**Prompt:** Within the records below, find each line that holds the string "подписи", then copy it.

>>>

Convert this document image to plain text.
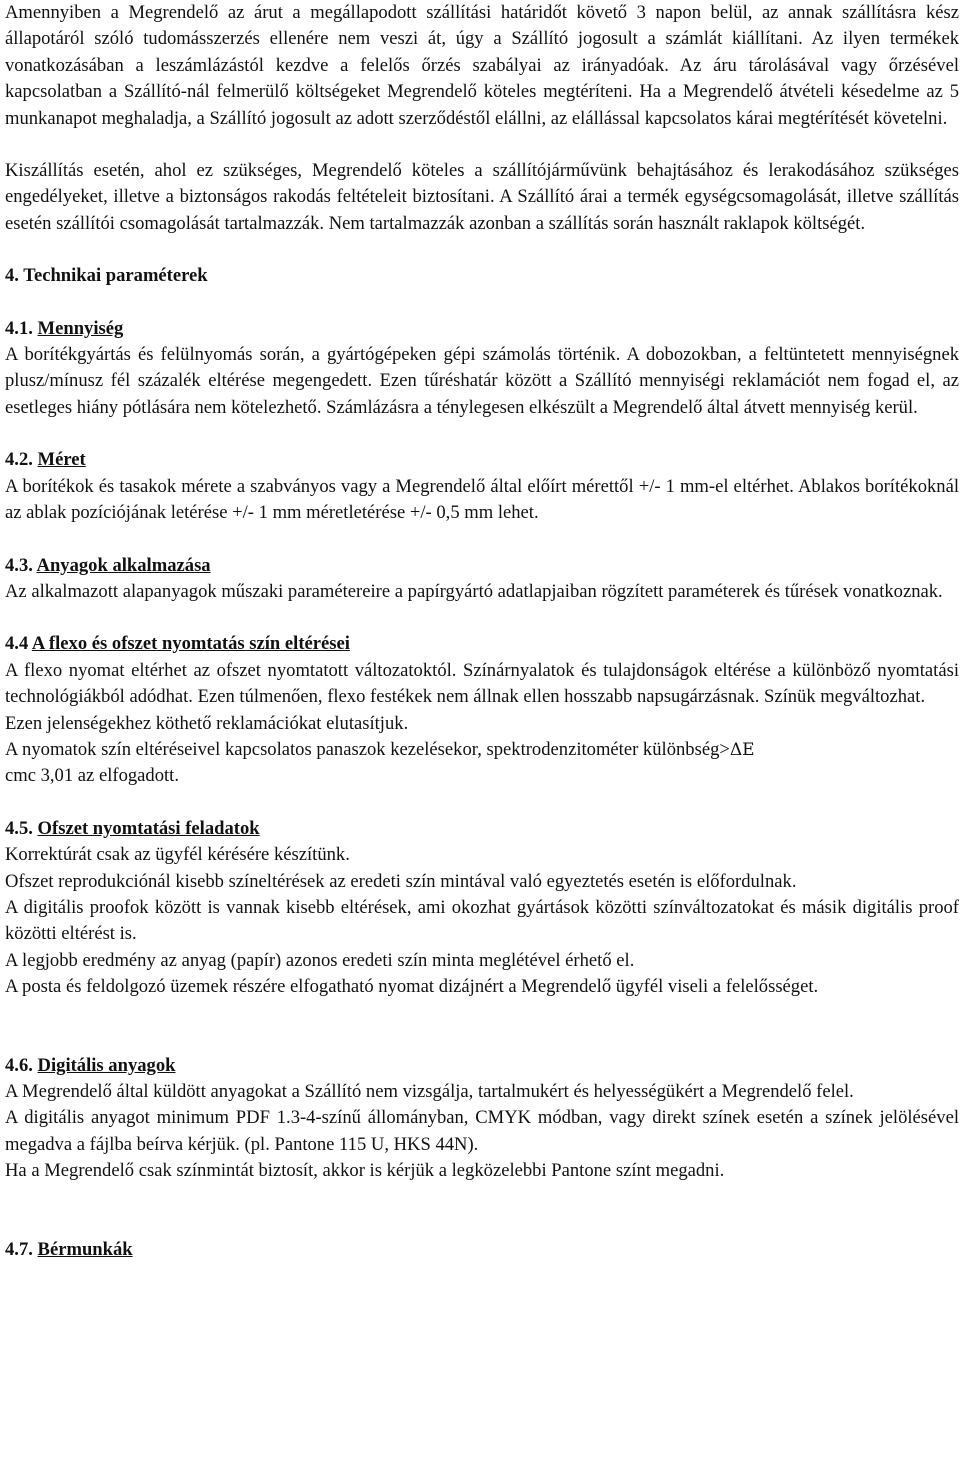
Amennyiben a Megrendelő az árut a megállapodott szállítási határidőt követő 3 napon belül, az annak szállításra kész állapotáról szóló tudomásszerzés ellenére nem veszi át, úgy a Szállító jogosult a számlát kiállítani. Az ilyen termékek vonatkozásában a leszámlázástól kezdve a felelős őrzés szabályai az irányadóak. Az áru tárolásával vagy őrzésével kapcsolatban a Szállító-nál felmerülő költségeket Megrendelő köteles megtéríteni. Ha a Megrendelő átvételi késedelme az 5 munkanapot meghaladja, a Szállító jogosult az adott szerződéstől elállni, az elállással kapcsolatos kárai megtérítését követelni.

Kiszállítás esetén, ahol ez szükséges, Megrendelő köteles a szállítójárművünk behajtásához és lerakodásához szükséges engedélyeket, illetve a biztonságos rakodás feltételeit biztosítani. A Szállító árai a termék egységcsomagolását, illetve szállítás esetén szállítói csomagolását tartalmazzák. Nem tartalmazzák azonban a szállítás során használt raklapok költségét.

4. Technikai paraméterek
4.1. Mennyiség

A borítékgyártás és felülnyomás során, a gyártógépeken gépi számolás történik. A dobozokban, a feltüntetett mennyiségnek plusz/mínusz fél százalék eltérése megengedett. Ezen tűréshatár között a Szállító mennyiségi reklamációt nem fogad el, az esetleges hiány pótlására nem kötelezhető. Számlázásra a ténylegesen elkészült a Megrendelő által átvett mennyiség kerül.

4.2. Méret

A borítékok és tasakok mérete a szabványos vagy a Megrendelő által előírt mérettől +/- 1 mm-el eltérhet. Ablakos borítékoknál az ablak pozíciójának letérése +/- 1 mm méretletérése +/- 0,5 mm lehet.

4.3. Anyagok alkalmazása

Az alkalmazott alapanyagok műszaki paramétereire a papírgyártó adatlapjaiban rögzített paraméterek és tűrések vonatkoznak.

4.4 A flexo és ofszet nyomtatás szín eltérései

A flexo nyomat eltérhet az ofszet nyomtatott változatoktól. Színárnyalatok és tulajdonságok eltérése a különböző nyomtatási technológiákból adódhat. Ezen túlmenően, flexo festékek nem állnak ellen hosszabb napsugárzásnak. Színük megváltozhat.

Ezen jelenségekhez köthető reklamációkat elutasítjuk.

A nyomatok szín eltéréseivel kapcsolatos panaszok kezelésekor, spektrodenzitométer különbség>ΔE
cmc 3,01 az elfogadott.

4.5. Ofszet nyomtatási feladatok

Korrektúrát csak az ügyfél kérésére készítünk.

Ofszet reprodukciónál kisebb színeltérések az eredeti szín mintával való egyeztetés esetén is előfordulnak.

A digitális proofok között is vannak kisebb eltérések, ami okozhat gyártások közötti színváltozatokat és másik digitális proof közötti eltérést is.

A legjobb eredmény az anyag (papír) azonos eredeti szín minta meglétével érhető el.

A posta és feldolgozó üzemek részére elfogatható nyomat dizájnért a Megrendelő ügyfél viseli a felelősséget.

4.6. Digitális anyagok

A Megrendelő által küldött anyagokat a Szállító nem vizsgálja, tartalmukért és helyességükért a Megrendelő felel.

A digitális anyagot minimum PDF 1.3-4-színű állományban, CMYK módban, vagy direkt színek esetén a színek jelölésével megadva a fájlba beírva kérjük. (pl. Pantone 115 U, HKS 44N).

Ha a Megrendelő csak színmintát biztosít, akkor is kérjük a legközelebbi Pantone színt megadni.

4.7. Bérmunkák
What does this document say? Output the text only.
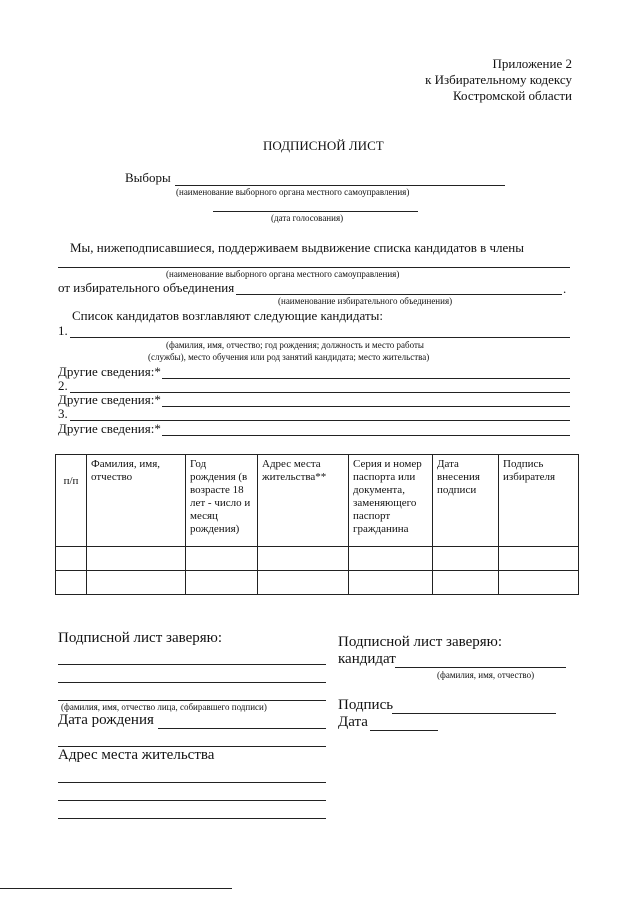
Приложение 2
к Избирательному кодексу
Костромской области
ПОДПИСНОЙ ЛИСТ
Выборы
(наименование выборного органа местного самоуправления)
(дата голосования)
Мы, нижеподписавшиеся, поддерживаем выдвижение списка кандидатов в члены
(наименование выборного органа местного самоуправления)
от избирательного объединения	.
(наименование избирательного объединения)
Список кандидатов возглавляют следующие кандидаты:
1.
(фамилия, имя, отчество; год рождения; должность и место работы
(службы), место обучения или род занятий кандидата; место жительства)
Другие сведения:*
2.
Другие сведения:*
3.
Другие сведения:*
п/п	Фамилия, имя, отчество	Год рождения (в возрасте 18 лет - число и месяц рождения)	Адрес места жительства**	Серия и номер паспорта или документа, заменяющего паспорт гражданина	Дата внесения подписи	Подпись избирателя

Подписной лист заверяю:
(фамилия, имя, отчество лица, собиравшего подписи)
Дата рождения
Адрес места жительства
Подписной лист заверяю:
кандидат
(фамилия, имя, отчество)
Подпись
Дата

<<<
>>>

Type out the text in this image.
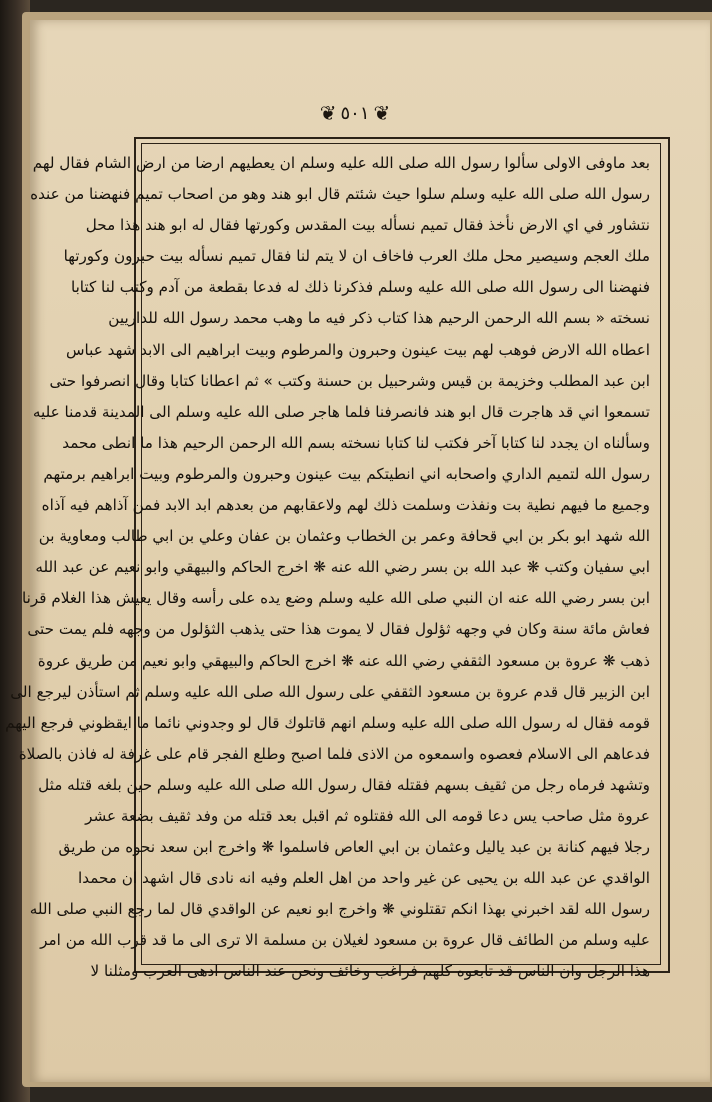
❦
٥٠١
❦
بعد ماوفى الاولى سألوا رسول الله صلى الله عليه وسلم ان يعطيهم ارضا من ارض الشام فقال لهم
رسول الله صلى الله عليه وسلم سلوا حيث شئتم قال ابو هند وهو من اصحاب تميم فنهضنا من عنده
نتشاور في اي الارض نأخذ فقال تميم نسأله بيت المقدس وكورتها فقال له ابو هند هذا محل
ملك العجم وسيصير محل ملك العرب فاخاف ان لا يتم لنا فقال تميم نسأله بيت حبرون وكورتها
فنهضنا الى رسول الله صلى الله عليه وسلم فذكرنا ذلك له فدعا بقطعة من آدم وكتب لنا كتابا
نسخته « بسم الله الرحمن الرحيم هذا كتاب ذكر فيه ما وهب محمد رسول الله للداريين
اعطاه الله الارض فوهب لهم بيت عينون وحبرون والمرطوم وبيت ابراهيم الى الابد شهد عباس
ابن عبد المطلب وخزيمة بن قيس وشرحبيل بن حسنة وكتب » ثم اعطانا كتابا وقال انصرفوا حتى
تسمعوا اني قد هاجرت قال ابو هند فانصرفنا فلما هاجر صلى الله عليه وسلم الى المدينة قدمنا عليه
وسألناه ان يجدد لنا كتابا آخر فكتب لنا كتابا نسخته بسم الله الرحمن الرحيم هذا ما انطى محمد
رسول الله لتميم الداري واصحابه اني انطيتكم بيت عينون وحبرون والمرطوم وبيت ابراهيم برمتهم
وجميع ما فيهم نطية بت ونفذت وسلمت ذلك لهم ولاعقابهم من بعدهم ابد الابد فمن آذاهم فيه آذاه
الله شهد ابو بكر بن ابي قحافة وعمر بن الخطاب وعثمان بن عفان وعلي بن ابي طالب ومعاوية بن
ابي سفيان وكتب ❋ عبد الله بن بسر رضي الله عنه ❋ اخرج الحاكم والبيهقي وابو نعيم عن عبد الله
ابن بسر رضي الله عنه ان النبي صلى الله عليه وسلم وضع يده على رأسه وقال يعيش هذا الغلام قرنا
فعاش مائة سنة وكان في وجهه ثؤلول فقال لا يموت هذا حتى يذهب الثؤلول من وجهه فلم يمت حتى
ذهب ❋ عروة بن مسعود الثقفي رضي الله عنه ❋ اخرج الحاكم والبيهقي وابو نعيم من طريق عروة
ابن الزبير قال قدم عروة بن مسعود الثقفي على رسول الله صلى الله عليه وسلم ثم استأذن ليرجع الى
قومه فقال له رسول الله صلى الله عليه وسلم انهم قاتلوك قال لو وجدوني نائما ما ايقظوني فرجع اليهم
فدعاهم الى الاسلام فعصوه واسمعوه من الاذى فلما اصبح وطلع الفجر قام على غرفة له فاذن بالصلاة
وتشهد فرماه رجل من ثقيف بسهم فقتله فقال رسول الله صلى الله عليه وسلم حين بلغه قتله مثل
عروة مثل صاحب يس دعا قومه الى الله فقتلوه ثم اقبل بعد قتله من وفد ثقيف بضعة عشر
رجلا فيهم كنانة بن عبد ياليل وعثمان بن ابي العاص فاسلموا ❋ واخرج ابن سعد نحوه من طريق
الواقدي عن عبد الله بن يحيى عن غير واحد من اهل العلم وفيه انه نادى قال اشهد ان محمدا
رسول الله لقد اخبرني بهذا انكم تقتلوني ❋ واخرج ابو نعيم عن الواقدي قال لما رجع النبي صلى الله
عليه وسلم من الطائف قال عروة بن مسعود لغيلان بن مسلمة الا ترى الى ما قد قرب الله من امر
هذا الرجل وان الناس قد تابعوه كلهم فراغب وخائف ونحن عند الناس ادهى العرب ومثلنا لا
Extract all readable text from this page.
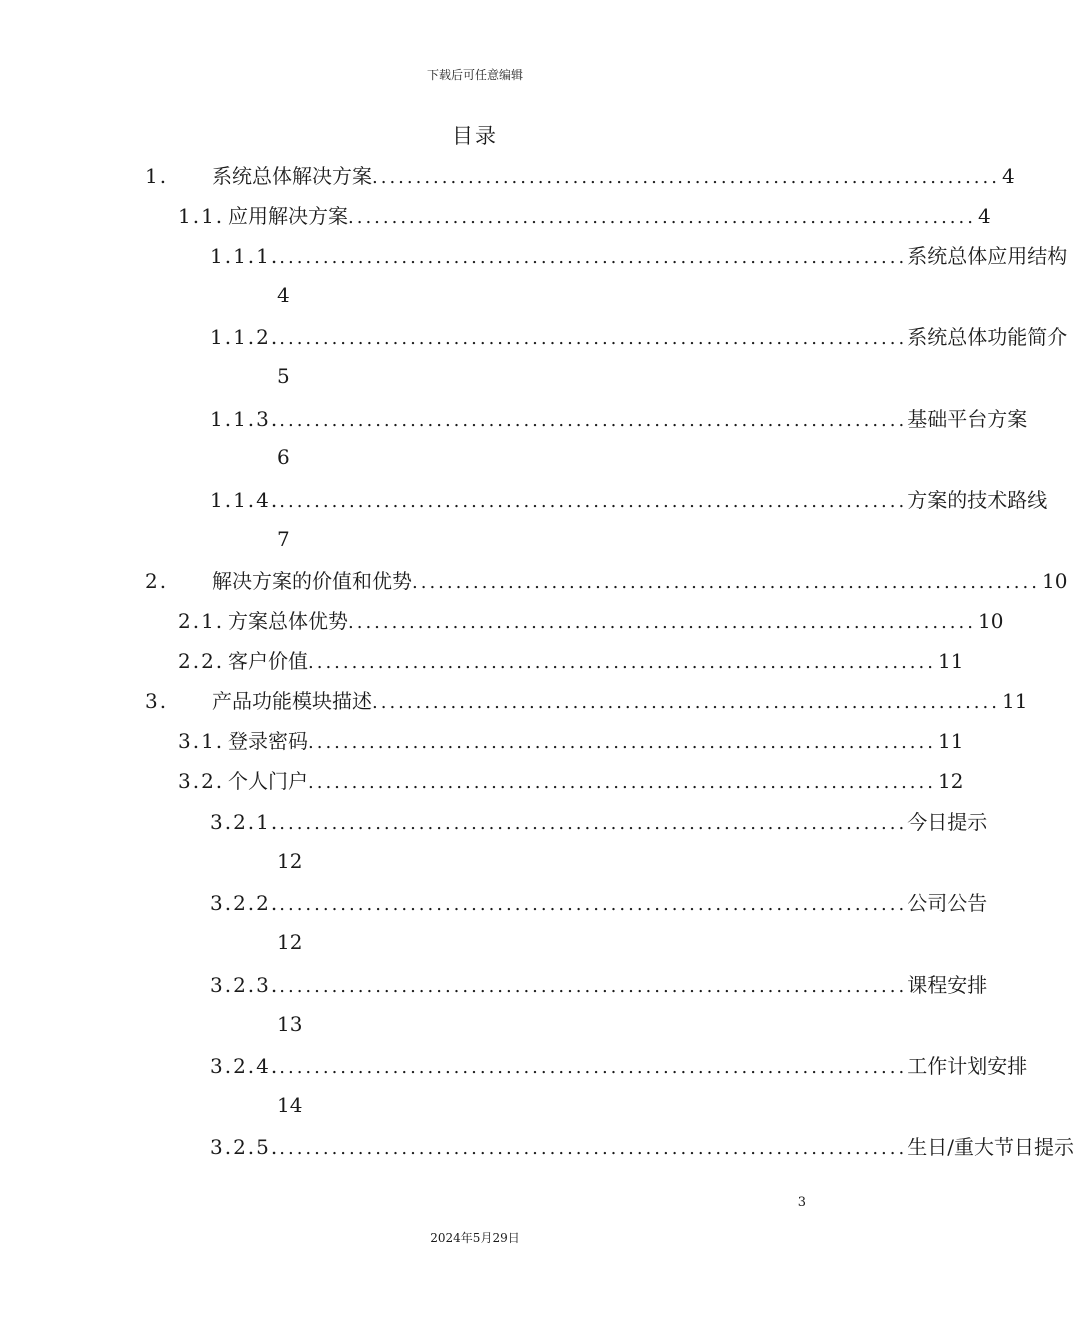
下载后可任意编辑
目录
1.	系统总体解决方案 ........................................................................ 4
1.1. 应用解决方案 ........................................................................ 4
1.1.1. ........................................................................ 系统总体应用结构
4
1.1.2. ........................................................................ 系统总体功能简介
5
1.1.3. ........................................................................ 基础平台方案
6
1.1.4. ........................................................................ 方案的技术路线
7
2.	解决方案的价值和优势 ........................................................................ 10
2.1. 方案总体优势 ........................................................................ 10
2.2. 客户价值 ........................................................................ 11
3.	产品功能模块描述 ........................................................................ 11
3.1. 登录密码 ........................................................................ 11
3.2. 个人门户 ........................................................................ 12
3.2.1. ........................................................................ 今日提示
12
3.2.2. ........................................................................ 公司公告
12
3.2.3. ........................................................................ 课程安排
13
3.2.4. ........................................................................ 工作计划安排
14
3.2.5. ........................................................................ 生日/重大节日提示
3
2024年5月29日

<<<

**Exercise result:**
п/п	Фамилия, имя, отчество	Год рождения (в возрасте 18 лет - число и месяц рождения)	Адрес места жительства**	Серия и номер паспорта или документа, заменяющего паспорт гражданина	Дата внесения подписи	Подпись избирателя
(фамилия, имя, отчество лица, собиравшего подписи)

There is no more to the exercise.